Dataset records
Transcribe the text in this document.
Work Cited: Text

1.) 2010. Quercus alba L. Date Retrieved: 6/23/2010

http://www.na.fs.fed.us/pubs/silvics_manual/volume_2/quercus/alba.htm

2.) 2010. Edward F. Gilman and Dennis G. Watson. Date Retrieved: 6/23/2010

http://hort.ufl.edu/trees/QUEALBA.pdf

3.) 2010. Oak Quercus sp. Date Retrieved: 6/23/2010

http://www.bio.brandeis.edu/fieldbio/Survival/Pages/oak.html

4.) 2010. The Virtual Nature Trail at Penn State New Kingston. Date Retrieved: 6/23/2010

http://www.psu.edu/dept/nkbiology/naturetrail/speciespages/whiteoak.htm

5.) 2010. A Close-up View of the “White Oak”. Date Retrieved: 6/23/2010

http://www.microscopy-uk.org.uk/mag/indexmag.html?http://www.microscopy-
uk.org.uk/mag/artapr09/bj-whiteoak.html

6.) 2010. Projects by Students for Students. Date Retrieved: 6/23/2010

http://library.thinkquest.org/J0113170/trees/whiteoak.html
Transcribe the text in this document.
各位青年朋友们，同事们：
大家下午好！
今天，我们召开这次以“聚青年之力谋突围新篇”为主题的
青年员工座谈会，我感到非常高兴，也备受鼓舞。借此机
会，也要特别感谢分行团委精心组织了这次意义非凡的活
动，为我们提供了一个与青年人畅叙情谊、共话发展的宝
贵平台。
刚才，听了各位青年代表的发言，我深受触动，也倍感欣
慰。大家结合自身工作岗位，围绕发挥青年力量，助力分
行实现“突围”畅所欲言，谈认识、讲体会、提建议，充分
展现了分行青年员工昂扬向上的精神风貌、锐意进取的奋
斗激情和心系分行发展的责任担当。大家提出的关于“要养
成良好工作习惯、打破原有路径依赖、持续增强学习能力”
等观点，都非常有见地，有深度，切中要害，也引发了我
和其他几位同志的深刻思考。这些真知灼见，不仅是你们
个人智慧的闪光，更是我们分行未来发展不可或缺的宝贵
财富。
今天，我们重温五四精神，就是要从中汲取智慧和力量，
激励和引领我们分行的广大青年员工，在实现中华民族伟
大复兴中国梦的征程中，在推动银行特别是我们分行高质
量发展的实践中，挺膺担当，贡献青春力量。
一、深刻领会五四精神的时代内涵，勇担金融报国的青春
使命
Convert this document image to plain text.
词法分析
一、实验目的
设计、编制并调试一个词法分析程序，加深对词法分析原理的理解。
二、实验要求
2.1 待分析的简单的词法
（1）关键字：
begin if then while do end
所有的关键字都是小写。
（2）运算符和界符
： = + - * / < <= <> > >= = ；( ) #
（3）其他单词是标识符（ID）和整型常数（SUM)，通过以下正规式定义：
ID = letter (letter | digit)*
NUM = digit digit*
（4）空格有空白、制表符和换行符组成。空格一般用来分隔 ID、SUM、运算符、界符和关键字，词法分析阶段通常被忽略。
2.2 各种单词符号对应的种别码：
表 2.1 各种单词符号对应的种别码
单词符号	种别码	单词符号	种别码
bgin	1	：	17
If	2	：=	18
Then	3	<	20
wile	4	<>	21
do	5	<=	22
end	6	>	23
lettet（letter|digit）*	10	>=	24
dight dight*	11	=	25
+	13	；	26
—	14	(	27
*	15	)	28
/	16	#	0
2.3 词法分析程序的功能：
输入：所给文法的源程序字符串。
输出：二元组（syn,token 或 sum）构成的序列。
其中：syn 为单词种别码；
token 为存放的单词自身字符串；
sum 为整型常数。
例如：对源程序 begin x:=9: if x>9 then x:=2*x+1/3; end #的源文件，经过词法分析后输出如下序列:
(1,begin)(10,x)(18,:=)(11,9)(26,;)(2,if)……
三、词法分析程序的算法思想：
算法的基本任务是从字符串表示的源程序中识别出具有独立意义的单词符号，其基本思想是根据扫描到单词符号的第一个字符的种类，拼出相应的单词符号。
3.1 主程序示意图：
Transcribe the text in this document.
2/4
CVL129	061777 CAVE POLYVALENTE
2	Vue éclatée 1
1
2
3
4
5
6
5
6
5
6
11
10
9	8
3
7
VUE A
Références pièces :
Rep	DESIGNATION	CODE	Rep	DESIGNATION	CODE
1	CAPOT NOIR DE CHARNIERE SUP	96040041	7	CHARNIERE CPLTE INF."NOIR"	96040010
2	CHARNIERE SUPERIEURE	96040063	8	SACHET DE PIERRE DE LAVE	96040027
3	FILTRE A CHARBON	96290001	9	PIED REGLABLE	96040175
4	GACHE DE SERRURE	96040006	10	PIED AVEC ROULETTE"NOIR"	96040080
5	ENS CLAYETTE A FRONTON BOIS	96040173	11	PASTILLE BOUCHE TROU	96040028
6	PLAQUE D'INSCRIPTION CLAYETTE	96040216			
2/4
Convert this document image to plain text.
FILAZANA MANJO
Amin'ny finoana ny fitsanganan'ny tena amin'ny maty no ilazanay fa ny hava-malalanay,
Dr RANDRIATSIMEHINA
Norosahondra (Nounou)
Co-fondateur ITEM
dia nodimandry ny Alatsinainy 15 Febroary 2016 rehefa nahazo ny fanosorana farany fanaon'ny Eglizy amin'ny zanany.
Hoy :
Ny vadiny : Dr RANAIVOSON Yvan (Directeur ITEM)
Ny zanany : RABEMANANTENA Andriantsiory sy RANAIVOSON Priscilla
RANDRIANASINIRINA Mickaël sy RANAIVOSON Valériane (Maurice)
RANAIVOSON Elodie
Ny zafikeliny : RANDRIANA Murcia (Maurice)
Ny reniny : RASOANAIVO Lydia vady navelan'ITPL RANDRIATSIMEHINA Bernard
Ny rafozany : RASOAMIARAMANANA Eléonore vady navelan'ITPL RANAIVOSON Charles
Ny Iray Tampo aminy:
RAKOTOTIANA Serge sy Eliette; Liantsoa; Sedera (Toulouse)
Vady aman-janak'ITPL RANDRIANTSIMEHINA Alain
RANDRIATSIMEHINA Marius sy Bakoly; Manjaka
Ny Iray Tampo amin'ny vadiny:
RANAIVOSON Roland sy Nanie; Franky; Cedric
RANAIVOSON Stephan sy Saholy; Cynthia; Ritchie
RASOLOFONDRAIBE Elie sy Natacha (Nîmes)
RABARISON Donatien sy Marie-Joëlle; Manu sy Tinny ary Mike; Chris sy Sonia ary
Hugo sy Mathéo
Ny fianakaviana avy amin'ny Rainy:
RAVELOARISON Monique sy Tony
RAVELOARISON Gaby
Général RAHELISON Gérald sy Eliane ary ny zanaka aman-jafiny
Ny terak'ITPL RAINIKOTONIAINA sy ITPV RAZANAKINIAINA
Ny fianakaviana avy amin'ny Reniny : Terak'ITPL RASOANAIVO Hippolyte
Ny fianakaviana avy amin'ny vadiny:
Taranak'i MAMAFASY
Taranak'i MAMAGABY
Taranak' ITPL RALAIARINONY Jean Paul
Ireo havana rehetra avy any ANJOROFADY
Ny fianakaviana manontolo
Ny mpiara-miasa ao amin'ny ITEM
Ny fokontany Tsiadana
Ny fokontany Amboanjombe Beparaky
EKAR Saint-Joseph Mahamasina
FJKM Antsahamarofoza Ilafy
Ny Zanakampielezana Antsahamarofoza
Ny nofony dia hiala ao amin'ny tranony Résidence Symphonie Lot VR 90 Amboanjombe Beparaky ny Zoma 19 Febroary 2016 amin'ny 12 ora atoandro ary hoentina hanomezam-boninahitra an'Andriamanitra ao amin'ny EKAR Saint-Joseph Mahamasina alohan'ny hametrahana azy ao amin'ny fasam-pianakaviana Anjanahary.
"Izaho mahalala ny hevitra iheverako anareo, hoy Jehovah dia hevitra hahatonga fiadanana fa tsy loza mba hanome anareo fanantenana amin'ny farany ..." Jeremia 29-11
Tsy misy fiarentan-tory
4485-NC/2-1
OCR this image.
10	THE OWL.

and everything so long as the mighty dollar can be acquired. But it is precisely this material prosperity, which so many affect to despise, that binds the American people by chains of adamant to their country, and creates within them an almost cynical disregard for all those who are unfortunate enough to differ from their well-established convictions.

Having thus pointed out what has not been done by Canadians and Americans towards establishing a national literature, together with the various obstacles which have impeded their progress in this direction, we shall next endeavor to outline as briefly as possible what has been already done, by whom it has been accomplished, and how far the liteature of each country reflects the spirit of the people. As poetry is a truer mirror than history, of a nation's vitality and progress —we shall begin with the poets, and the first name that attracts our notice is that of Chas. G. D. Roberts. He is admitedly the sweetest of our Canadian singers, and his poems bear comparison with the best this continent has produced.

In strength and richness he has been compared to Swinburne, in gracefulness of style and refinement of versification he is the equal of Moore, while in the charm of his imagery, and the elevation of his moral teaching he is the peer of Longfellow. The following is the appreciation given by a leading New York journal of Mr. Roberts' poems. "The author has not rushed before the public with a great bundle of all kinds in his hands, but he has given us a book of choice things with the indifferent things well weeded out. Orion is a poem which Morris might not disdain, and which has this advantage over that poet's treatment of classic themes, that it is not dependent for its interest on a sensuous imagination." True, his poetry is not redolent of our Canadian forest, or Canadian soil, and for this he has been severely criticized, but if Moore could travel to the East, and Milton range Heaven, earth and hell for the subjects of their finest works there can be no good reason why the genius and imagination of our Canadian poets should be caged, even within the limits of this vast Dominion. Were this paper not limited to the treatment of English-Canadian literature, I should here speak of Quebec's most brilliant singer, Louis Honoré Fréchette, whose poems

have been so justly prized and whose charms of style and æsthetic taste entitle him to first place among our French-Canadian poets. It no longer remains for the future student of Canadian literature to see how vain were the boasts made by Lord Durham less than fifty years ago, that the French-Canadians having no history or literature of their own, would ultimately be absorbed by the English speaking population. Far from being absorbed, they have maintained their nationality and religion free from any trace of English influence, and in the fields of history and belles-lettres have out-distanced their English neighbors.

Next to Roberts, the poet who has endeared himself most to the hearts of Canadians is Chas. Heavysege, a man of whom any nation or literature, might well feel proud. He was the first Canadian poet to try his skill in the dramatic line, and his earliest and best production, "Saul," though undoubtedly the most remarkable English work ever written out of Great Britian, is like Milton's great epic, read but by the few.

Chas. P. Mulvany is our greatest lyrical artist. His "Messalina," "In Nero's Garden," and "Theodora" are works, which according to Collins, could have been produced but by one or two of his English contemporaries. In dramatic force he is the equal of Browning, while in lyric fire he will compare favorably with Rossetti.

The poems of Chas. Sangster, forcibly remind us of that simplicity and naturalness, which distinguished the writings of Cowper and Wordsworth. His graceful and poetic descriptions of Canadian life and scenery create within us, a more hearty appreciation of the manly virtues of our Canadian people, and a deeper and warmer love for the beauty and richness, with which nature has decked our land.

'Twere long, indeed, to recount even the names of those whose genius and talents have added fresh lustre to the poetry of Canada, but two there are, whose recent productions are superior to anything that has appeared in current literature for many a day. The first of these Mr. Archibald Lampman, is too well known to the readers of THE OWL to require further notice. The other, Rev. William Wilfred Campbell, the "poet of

Do this: What is the number of lines above that contain the string "whiteoak"? Answer with the number alone.

Output: 3